GOAL: Restate all the material verbatim, except for the pictures.

(Part of a data file)
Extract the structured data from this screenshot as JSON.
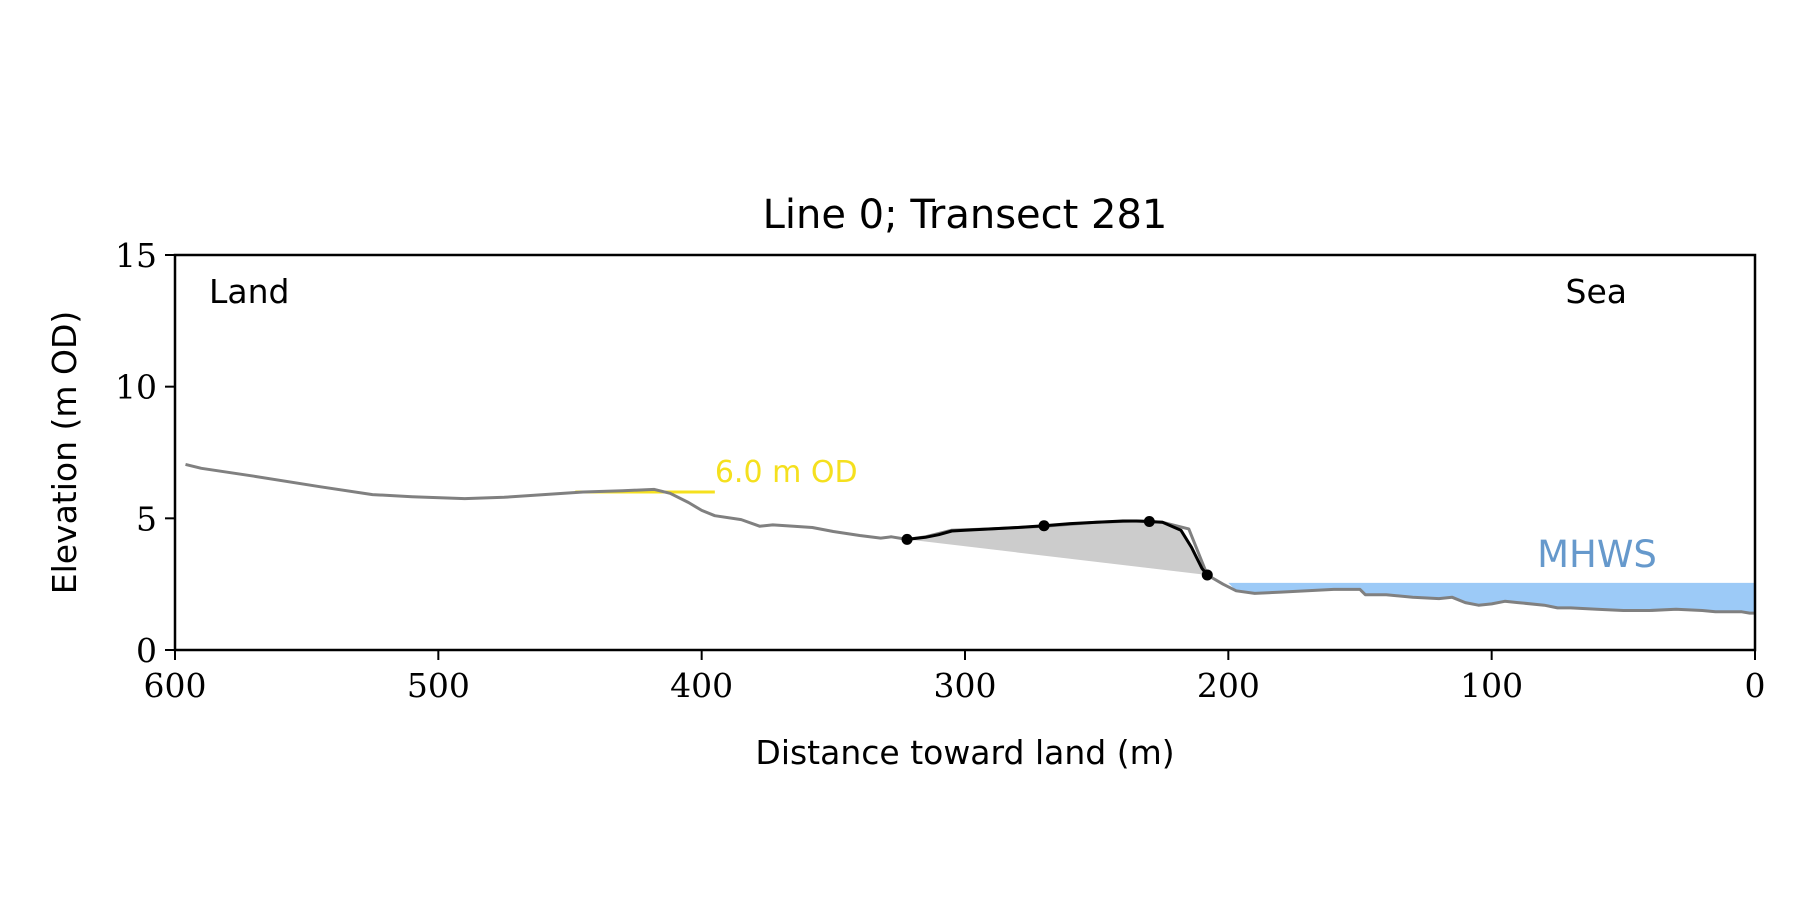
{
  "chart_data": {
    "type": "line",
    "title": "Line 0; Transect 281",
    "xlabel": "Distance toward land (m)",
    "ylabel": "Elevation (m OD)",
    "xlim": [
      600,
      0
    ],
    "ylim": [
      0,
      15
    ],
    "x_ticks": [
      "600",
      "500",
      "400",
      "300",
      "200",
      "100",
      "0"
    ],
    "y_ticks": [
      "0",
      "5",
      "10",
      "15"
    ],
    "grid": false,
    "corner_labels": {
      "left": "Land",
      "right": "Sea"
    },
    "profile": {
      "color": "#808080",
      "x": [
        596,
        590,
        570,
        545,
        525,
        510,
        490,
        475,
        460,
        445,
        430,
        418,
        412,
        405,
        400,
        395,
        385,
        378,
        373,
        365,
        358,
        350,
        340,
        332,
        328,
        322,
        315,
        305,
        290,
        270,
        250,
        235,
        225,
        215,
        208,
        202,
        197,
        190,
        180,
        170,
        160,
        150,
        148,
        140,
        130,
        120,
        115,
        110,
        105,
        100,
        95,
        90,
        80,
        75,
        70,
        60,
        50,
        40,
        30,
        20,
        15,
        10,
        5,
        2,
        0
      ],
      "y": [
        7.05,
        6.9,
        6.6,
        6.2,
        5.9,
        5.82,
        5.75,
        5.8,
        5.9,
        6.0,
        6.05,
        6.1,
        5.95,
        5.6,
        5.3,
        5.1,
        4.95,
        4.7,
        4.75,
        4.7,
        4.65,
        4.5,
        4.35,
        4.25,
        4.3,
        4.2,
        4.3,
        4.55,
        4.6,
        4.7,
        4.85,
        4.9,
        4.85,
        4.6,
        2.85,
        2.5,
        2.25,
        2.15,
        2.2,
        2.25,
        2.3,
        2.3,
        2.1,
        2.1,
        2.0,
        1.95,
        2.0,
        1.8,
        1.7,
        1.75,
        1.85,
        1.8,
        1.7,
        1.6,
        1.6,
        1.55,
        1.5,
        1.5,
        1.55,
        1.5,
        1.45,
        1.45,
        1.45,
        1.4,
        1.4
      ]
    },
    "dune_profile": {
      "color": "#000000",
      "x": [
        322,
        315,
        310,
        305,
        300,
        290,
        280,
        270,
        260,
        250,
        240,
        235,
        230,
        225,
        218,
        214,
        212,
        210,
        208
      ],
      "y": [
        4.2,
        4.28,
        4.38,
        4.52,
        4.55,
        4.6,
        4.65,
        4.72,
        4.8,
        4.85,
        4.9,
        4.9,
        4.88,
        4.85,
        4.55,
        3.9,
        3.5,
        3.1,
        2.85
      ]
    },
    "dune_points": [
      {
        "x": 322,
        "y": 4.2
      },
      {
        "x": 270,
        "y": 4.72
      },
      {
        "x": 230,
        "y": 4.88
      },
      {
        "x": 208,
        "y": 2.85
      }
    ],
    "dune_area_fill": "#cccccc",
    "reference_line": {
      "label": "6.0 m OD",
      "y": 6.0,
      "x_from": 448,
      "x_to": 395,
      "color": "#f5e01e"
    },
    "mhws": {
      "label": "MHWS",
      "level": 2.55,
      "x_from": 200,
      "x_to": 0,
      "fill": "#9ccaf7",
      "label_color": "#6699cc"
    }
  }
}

TASK RESPONSE:
Extract the structured data from this screenshot as JSON.
{
  "chart_data": {
    "type": "line",
    "title": "Line 0; Transect 281",
    "xlabel": "Distance toward land (m)",
    "ylabel": "Elevation (m OD)",
    "xlim": [
      600,
      0
    ],
    "ylim": [
      0,
      15
    ],
    "x_ticks": [
      "600",
      "500",
      "400",
      "300",
      "200",
      "100",
      "0"
    ],
    "y_ticks": [
      "0",
      "5",
      "10",
      "15"
    ],
    "grid": false,
    "corner_labels": {
      "left": "Land",
      "right": "Sea"
    },
    "profile": {
      "color": "#808080",
      "x": [
        596,
        590,
        570,
        545,
        525,
        510,
        490,
        475,
        460,
        445,
        430,
        418,
        412,
        405,
        400,
        395,
        385,
        378,
        373,
        365,
        358,
        350,
        340,
        332,
        328,
        322,
        315,
        305,
        290,
        270,
        250,
        235,
        225,
        215,
        208,
        202,
        197,
        190,
        180,
        170,
        160,
        150,
        148,
        140,
        130,
        120,
        115,
        110,
        105,
        100,
        95,
        90,
        80,
        75,
        70,
        60,
        50,
        40,
        30,
        20,
        15,
        10,
        5,
        2,
        0
      ],
      "y": [
        7.05,
        6.9,
        6.6,
        6.2,
        5.9,
        5.82,
        5.75,
        5.8,
        5.9,
        6.0,
        6.05,
        6.1,
        5.95,
        5.6,
        5.3,
        5.1,
        4.95,
        4.7,
        4.75,
        4.7,
        4.65,
        4.5,
        4.35,
        4.25,
        4.3,
        4.2,
        4.3,
        4.55,
        4.6,
        4.7,
        4.85,
        4.9,
        4.85,
        4.6,
        2.85,
        2.5,
        2.25,
        2.15,
        2.2,
        2.25,
        2.3,
        2.3,
        2.1,
        2.1,
        2.0,
        1.95,
        2.0,
        1.8,
        1.7,
        1.75,
        1.85,
        1.8,
        1.7,
        1.6,
        1.6,
        1.55,
        1.5,
        1.5,
        1.55,
        1.5,
        1.45,
        1.45,
        1.45,
        1.4,
        1.4
      ]
    },
    "dune_profile": {
      "color": "#000000",
      "x": [
        322,
        315,
        310,
        305,
        300,
        290,
        280,
        270,
        260,
        250,
        240,
        235,
        230,
        225,
        218,
        214,
        212,
        210,
        208
      ],
      "y": [
        4.2,
        4.28,
        4.38,
        4.52,
        4.55,
        4.6,
        4.65,
        4.72,
        4.8,
        4.85,
        4.9,
        4.9,
        4.88,
        4.85,
        4.55,
        3.9,
        3.5,
        3.1,
        2.85
      ]
    },
    "dune_points": [
      {
        "x": 322,
        "y": 4.2
      },
      {
        "x": 270,
        "y": 4.72
      },
      {
        "x": 230,
        "y": 4.88
      },
      {
        "x": 208,
        "y": 2.85
      }
    ],
    "dune_area_fill": "#cccccc",
    "reference_line": {
      "label": "6.0 m OD",
      "y": 6.0,
      "x_from": 448,
      "x_to": 395,
      "color": "#f5e01e"
    },
    "mhws": {
      "label": "MHWS",
      "level": 2.55,
      "x_from": 200,
      "x_to": 0,
      "fill": "#9ccaf7",
      "label_color": "#6699cc"
    }
  }
}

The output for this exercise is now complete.